Take each line that has the word "name" and return it.

- [RECORD LIST]:
----------------

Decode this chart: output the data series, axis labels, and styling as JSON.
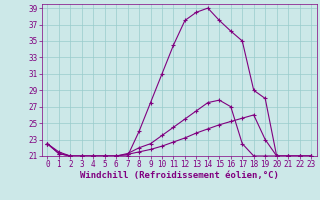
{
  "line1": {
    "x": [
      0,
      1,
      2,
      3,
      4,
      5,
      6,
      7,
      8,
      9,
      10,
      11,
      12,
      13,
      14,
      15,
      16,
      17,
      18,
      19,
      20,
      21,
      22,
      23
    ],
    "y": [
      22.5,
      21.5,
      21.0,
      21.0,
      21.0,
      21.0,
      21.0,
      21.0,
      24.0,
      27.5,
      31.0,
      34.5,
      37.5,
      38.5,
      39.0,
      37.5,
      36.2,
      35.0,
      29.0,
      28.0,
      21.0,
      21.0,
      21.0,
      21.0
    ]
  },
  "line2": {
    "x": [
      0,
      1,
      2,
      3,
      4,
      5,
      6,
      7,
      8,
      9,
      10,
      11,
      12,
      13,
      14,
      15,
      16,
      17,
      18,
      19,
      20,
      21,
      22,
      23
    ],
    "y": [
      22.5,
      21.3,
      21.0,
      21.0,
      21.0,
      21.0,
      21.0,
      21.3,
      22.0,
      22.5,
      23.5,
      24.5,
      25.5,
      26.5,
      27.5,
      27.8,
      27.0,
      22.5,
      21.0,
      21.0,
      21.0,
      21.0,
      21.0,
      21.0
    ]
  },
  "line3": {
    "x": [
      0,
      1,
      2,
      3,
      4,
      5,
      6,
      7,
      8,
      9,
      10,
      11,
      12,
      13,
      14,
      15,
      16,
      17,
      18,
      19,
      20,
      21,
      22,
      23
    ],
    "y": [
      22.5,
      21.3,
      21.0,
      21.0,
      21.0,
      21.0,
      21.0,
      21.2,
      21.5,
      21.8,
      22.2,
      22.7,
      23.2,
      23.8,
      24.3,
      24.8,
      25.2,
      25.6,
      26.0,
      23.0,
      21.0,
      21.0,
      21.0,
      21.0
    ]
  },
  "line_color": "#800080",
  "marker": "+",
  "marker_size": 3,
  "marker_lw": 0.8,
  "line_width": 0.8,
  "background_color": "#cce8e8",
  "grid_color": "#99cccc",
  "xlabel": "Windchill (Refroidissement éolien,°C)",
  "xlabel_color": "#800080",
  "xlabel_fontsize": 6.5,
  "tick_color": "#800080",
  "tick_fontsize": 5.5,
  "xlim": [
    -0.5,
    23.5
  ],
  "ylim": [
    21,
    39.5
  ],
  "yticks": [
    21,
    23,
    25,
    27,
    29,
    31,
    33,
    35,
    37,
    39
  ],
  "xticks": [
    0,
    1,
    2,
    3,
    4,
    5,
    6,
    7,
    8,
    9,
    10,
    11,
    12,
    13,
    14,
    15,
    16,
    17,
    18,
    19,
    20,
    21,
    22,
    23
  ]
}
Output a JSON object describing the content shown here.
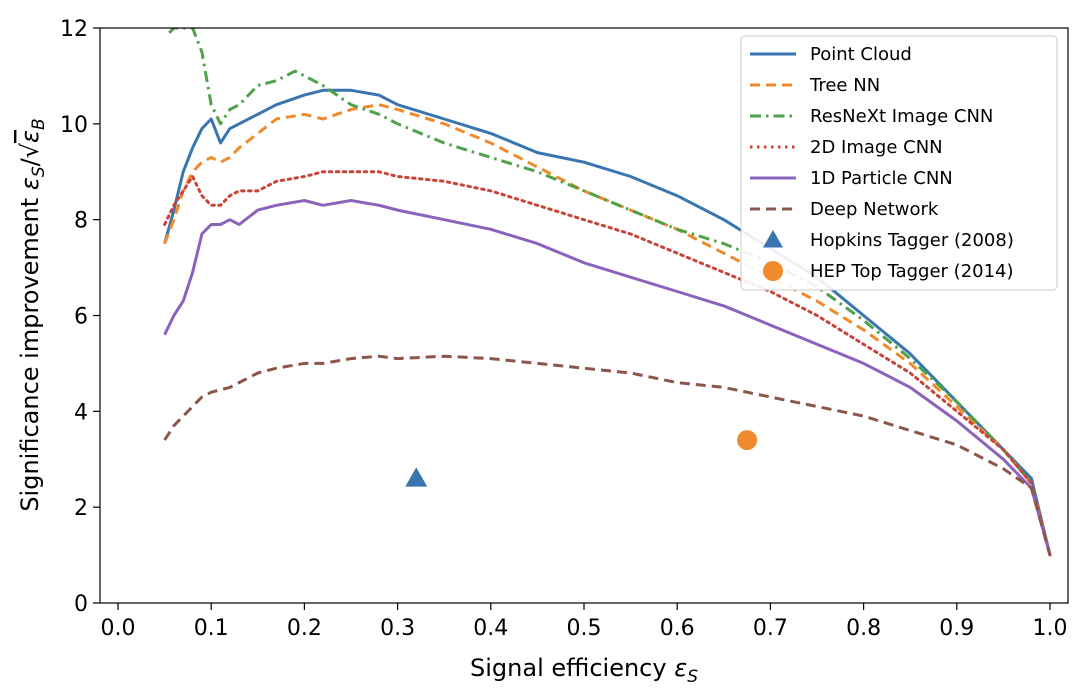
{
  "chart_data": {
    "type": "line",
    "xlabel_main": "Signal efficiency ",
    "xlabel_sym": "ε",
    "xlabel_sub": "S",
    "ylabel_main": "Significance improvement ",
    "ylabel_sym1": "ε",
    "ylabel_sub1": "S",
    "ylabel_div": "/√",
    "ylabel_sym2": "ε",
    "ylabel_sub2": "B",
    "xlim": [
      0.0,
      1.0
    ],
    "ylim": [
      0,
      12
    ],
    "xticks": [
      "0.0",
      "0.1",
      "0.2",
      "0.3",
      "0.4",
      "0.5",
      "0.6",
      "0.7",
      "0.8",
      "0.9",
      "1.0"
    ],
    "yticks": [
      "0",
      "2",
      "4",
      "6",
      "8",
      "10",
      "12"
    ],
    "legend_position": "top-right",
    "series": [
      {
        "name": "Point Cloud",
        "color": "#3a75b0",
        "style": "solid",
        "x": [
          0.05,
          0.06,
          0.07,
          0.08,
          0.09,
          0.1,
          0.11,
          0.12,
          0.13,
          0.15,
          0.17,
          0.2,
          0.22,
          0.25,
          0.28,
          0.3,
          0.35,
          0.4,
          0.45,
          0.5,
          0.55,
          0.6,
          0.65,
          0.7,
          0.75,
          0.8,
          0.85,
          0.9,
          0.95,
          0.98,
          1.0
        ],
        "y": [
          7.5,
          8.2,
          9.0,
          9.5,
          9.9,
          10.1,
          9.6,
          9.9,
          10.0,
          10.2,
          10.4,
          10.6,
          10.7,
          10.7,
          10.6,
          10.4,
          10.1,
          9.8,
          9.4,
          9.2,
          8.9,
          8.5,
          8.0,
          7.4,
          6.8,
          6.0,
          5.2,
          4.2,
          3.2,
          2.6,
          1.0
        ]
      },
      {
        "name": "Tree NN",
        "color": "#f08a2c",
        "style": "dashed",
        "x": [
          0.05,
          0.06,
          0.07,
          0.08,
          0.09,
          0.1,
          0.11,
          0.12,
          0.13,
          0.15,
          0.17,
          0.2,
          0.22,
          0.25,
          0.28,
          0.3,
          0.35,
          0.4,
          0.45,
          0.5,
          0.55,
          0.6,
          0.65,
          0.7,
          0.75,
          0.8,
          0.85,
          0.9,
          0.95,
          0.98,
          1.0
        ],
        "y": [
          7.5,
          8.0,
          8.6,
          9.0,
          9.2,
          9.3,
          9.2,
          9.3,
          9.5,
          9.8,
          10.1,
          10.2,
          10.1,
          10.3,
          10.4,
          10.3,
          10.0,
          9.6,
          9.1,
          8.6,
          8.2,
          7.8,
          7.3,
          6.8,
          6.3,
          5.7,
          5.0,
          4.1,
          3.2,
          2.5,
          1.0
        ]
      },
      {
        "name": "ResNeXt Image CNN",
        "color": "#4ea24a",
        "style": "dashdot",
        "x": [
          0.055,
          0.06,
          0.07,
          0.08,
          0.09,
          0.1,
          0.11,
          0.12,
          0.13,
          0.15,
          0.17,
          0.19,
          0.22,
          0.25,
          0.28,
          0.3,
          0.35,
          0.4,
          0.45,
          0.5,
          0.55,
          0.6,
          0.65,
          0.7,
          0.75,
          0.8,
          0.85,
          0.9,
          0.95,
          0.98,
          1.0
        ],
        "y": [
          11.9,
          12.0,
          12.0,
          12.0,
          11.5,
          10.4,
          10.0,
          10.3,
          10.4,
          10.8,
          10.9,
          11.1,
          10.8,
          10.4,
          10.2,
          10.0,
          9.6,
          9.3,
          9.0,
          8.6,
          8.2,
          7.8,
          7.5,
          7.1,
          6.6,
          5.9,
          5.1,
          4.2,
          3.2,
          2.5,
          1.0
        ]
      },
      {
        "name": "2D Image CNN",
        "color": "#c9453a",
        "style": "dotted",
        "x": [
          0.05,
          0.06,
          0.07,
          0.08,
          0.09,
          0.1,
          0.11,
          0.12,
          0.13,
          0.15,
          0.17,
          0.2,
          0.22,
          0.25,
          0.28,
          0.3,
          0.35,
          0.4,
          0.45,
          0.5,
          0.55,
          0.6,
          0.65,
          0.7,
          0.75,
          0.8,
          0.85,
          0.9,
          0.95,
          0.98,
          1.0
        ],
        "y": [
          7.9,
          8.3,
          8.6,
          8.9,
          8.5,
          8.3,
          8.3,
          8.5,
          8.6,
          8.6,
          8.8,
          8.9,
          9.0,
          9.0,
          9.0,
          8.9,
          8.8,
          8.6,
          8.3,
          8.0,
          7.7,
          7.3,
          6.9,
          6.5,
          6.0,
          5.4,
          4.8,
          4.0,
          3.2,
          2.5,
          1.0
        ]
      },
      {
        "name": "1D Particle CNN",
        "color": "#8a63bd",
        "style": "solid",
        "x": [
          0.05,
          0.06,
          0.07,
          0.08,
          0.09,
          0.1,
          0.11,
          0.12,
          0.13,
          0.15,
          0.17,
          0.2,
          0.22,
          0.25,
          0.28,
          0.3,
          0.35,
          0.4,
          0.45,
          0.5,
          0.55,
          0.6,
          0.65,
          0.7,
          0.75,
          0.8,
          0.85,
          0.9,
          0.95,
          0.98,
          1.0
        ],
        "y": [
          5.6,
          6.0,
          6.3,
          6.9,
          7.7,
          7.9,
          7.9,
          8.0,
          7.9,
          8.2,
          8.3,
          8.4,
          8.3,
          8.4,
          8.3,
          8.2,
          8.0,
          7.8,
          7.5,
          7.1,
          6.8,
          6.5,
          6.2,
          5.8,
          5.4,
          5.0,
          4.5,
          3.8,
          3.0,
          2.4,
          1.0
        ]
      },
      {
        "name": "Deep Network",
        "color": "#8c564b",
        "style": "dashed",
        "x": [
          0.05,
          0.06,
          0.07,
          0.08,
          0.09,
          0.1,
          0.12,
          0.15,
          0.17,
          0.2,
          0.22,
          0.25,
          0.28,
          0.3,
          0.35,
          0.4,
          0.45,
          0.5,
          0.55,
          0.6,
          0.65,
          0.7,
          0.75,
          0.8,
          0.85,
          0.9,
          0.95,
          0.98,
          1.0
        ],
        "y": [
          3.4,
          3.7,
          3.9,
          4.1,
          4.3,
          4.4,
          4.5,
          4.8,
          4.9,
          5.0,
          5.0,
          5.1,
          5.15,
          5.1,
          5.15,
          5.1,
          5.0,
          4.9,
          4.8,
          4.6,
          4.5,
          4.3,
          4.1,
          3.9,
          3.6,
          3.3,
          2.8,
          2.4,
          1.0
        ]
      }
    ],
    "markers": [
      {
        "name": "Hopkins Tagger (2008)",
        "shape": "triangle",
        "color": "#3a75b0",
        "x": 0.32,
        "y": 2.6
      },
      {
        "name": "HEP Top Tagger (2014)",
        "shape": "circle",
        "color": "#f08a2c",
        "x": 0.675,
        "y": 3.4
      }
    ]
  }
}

----------------

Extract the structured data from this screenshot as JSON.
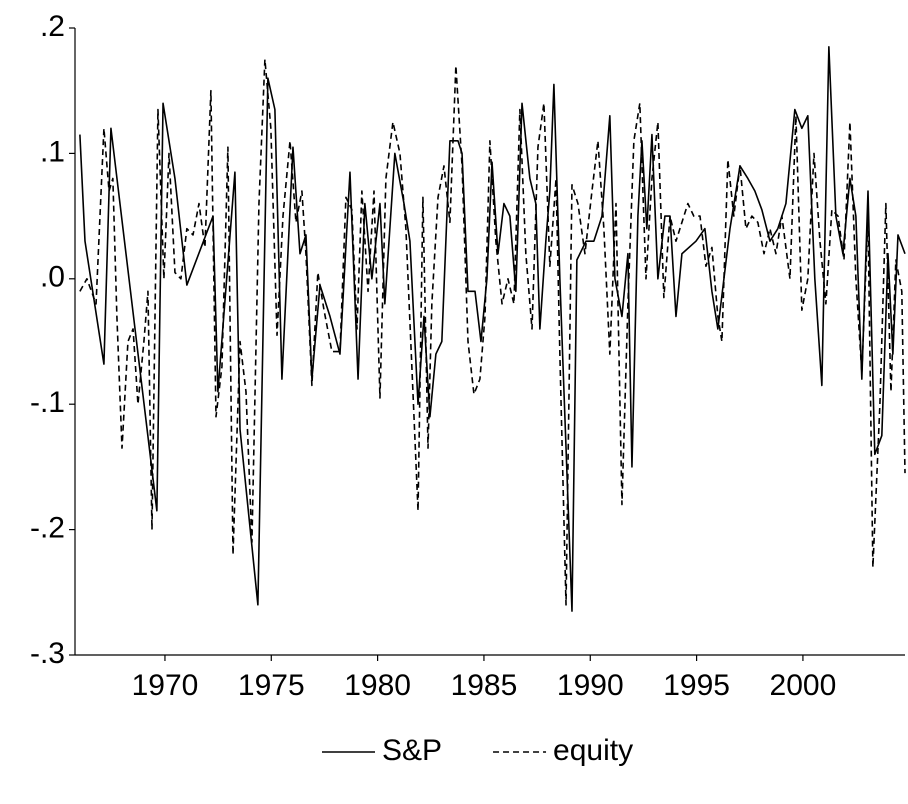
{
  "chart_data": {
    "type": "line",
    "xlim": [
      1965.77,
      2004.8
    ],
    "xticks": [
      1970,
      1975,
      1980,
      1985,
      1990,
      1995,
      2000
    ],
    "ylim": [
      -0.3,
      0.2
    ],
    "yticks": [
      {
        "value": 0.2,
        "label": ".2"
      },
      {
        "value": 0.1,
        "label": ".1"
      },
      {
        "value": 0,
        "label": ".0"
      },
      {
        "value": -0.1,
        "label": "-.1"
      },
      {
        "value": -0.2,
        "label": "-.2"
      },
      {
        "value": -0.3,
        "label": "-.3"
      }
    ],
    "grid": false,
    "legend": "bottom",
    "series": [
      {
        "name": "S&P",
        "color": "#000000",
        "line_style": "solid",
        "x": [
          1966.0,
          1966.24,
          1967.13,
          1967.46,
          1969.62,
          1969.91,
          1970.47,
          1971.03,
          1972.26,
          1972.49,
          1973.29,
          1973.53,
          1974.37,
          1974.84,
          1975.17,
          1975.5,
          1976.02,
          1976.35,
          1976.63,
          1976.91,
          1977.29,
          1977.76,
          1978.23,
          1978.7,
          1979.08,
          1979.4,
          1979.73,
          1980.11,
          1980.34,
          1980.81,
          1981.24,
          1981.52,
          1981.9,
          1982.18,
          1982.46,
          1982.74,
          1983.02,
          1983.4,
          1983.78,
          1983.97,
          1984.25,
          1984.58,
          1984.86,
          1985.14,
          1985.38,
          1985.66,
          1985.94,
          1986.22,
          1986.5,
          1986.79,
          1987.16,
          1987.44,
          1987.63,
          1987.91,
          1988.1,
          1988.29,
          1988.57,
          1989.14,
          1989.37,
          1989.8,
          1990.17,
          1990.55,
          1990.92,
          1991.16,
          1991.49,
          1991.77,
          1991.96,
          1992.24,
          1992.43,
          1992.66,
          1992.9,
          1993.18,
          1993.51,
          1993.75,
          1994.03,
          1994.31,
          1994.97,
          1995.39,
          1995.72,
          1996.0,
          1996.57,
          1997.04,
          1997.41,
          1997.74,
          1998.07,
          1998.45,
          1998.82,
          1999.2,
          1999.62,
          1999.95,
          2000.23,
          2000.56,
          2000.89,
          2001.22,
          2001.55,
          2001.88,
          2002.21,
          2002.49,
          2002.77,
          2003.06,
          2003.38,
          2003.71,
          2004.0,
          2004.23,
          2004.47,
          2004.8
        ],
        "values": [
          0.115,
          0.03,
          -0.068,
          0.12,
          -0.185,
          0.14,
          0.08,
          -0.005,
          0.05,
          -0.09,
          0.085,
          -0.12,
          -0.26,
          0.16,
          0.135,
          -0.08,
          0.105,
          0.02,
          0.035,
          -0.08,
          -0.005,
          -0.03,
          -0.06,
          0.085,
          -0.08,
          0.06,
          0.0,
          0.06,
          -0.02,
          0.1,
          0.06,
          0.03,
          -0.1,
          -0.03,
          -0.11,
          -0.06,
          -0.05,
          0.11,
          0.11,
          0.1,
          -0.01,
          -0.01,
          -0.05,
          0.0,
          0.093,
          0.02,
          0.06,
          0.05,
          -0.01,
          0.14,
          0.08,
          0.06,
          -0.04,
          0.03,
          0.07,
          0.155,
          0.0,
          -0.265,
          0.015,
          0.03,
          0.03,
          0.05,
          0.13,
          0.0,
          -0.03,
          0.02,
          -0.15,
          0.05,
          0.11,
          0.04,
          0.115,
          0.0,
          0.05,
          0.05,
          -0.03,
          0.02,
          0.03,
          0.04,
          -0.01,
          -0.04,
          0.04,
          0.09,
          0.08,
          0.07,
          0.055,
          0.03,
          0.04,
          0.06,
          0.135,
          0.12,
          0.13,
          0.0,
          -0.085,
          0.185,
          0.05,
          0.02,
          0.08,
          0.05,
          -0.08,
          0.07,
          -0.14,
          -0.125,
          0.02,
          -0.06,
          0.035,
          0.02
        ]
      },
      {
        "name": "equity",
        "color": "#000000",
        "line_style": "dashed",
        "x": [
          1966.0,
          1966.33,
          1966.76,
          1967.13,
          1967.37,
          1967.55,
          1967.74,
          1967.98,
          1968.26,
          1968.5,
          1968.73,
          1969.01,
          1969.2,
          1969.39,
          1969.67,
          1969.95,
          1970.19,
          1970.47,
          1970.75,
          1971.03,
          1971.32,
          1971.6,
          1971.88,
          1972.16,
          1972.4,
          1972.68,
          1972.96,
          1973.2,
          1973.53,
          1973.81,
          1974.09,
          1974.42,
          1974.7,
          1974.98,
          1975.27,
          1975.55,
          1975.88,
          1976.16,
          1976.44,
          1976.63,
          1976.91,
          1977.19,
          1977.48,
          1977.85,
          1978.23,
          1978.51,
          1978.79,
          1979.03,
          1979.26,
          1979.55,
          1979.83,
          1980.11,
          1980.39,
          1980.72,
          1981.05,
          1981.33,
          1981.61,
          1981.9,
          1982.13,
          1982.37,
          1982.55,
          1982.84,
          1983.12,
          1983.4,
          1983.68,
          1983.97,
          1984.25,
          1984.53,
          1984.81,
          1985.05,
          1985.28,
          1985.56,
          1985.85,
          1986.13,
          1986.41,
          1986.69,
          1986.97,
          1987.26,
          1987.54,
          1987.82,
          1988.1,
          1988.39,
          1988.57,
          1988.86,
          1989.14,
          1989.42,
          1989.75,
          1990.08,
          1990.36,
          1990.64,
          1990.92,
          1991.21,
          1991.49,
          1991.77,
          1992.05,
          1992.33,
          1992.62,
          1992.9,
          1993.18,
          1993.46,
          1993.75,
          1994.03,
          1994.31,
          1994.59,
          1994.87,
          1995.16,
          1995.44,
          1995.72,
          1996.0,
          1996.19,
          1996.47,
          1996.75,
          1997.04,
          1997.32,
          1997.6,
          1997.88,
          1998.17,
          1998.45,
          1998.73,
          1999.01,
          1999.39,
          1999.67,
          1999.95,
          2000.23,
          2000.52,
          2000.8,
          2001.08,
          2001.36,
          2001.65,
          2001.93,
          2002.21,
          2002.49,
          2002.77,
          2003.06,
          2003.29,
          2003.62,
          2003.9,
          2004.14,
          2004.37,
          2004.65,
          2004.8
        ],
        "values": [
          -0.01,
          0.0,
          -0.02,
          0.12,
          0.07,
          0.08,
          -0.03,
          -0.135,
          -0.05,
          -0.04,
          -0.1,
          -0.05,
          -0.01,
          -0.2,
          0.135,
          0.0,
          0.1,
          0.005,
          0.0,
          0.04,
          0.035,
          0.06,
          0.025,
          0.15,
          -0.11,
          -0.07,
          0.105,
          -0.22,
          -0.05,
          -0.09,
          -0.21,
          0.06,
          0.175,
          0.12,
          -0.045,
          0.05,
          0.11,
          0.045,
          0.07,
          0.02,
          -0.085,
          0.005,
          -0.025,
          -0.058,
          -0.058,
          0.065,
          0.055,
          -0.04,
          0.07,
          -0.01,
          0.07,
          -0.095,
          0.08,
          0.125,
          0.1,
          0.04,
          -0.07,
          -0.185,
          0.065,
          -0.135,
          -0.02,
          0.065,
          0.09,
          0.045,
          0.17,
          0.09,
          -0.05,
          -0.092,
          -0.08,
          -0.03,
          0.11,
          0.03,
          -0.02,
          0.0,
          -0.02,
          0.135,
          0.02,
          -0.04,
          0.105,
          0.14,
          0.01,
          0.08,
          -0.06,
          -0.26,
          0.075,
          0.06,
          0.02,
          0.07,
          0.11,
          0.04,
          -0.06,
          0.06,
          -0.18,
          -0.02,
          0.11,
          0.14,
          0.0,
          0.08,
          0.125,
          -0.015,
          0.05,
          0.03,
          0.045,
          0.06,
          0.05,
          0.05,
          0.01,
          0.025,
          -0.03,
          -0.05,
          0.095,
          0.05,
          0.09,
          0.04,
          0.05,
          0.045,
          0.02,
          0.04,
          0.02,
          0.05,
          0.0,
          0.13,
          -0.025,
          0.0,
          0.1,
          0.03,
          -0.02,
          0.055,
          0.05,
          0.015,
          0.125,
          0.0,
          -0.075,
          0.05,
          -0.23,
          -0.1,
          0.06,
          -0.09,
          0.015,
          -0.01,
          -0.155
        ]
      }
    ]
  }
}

----------------

- [REPLY TO THE EXERCISE]:
        "name": "Point Cloud",
        "name": "Tree NN",
        "name": "ResNeXt Image CNN",
        "name": "2D Image CNN",
        "name": "1D Particle CNN",
        "name": "Deep Network",
        "name": "Hopkins Tagger (2008)",
        "name": "HEP Top Tagger (2014)",
        "name": "S&P",
        "name": "equity",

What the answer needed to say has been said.